> **TASK BRIEF**: Identify each line below containing the string "this" and copy it.
---*---
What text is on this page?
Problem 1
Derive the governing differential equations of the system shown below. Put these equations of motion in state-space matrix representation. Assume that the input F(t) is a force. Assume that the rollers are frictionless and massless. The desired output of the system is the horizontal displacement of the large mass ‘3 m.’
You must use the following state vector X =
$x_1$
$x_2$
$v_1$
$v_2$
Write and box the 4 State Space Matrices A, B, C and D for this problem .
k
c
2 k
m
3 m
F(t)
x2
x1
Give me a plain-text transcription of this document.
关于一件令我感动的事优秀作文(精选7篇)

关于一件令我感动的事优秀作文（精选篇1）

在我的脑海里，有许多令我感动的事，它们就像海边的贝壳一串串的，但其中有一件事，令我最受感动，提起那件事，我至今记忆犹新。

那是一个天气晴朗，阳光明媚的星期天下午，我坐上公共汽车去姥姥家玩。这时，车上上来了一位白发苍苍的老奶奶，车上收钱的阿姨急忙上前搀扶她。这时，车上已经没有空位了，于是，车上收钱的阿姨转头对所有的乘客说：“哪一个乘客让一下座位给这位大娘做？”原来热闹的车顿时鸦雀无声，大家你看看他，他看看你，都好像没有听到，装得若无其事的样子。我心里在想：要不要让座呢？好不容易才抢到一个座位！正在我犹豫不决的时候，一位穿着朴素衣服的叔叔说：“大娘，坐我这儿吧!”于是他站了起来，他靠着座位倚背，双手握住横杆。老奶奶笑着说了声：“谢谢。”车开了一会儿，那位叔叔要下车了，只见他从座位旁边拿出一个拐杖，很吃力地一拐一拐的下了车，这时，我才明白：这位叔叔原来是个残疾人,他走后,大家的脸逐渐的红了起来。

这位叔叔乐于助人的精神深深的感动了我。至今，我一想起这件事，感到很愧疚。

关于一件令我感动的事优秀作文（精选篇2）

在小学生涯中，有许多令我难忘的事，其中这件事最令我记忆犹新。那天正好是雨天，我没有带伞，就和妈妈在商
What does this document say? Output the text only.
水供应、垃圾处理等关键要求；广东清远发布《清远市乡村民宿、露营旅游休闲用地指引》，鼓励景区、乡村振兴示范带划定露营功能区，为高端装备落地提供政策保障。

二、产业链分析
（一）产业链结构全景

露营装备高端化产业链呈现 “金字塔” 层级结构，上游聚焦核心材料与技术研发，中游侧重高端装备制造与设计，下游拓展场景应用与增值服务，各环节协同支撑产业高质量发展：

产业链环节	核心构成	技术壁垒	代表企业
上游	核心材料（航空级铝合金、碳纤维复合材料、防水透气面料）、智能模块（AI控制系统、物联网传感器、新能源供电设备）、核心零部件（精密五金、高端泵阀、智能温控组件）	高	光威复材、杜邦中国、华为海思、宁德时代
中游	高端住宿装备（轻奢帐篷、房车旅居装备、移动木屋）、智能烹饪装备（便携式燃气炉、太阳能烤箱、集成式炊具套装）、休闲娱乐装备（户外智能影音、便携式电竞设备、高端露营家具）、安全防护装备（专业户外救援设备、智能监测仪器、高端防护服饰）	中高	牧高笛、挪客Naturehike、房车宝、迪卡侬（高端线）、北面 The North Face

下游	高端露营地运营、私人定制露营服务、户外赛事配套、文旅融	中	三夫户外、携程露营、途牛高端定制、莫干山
---*---
> **EXERCISE OUTPUT**:
What text is on this page?
Write and box the 4 State Space Matrices A, B, C and D for this problem .
Give me a plain-text transcription of this document.
What does this document say? Output the text only.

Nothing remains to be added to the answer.